EXERCISE TASK: Collect all lines below with the string "РєРѕР".

RECORDS FOR THIS TASK:
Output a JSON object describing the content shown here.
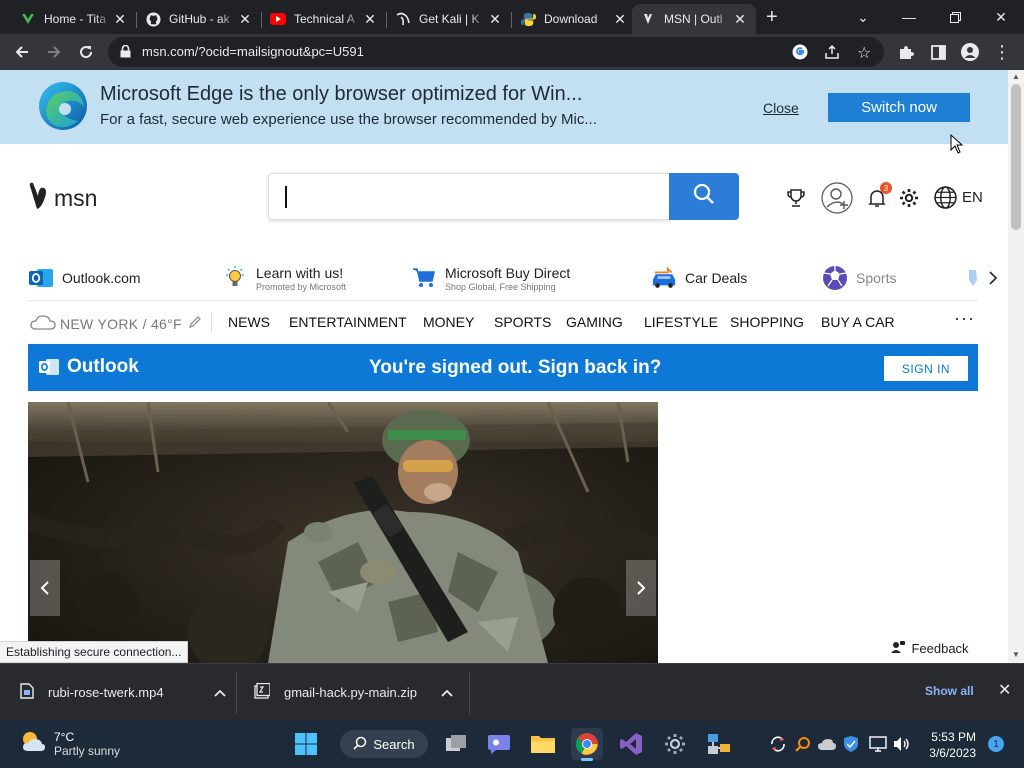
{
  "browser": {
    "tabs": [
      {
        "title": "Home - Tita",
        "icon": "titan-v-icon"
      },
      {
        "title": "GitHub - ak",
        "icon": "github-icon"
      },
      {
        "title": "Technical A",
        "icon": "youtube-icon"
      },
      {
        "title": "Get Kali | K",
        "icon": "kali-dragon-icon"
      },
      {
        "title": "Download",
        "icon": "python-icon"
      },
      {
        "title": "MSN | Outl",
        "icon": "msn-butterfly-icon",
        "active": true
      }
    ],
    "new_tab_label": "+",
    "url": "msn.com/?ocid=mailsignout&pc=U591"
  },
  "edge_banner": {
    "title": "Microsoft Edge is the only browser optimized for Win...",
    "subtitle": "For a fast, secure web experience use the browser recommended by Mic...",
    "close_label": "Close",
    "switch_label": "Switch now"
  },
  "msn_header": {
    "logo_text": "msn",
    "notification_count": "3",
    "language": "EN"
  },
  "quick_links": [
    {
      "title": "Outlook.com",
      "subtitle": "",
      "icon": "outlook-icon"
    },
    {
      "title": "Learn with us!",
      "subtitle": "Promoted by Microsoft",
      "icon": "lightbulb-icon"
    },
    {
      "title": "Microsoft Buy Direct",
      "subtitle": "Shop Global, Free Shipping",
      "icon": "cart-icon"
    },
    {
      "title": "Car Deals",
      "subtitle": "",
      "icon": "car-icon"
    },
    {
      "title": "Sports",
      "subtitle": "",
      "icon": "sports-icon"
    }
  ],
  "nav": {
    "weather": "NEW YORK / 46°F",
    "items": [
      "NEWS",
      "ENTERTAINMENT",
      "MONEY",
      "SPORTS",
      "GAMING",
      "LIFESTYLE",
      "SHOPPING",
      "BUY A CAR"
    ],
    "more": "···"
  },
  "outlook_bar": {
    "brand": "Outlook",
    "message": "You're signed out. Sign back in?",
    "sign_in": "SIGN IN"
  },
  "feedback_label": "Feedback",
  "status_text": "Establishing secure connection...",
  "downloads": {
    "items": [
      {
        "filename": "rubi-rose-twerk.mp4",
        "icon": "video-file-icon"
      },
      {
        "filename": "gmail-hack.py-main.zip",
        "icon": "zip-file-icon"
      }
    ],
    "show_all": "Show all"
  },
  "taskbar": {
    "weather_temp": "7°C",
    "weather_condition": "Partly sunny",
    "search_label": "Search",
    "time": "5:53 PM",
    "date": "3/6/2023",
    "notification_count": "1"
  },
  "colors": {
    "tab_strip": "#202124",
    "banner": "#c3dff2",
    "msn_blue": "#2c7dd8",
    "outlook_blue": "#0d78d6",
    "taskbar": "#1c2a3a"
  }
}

...

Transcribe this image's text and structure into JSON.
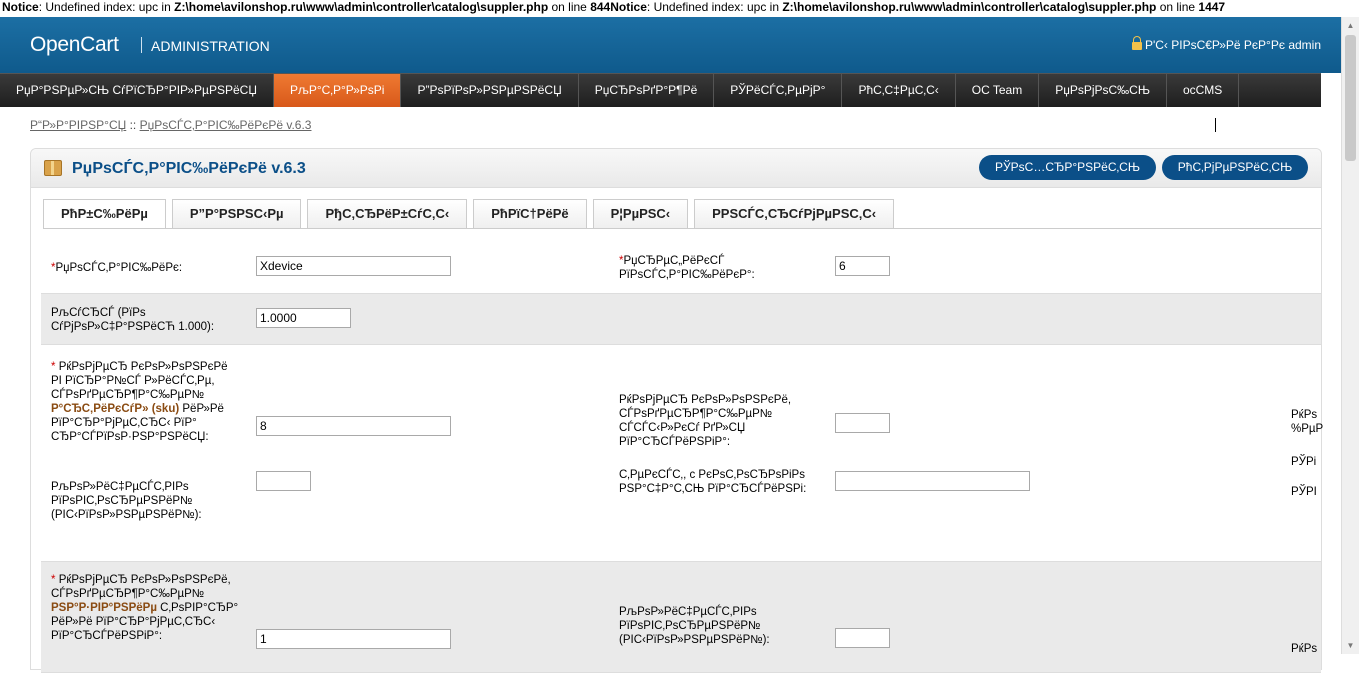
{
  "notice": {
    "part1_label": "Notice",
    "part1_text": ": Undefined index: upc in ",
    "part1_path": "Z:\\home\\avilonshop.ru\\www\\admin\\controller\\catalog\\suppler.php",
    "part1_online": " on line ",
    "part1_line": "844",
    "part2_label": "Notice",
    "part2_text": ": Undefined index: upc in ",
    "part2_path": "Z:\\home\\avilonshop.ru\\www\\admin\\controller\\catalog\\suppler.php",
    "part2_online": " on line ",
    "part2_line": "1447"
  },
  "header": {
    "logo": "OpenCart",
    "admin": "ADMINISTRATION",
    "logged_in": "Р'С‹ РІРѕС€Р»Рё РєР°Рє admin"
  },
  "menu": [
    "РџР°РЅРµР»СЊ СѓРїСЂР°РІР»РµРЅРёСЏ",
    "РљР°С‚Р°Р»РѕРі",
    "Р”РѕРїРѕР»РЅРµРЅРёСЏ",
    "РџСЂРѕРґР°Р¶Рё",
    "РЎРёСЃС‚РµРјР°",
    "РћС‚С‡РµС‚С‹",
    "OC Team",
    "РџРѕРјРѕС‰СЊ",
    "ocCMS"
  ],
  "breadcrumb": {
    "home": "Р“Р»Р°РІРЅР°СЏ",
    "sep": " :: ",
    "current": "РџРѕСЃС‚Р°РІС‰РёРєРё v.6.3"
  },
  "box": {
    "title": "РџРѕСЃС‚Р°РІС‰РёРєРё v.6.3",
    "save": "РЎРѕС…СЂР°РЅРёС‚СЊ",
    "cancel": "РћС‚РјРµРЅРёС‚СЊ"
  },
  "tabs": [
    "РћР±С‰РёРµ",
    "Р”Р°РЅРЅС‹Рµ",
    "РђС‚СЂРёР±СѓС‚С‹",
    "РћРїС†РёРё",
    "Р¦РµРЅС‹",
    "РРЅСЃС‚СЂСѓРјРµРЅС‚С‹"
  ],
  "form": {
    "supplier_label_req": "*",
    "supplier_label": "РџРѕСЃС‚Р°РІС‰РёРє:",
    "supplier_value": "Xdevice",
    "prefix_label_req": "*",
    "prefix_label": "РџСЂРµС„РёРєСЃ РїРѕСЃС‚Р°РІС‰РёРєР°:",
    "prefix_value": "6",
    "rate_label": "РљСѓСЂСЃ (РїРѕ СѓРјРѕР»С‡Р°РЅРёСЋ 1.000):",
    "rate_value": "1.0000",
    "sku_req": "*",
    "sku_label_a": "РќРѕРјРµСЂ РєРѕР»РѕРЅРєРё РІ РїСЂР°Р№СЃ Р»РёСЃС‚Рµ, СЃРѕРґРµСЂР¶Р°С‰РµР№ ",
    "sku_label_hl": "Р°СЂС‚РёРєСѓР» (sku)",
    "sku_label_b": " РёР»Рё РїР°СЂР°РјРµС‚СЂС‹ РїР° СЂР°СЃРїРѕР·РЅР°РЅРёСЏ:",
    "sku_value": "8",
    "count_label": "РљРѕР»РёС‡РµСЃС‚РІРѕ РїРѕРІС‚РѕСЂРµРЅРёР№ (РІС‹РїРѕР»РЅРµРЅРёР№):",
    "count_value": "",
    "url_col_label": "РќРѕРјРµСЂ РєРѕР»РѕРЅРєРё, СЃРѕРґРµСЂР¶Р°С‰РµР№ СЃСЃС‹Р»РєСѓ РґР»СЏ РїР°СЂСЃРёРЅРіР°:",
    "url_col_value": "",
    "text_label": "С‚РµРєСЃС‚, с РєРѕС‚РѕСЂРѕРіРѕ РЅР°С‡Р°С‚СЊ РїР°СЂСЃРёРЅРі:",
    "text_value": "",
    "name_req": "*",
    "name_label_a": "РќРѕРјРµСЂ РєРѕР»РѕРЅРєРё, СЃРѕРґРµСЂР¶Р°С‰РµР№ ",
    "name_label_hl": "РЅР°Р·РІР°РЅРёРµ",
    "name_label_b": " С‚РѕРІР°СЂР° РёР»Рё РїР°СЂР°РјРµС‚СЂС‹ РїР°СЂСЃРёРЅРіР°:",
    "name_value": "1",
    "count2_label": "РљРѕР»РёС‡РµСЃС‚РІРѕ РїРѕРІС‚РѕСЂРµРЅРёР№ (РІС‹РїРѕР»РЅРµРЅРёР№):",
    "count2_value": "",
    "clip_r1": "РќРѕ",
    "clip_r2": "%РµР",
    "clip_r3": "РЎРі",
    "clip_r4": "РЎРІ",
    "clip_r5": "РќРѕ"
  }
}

ANSWER:
    "sku_label_a": "РќРѕРјРµСЂ РєРѕР»РѕРЅРєРё РІ РїСЂР°Р№СЃ Р»РёСЃС‚Рµ, СЃРѕРґРµСЂР¶Р°С‰РµР№ ",
    "url_col_label": "РќРѕРјРµСЂ РєРѕР»РѕРЅРєРё, СЃРѕРґРµСЂР¶Р°С‰РµР№ СЃСЃС‹Р»РєСѓ РґР»СЏ РїР°СЂСЃРёРЅРіР°:",
    "name_label_a": "РќРѕРјРµСЂ РєРѕР»РѕРЅРєРё, СЃРѕРґРµСЂР¶Р°С‰РµР№ ",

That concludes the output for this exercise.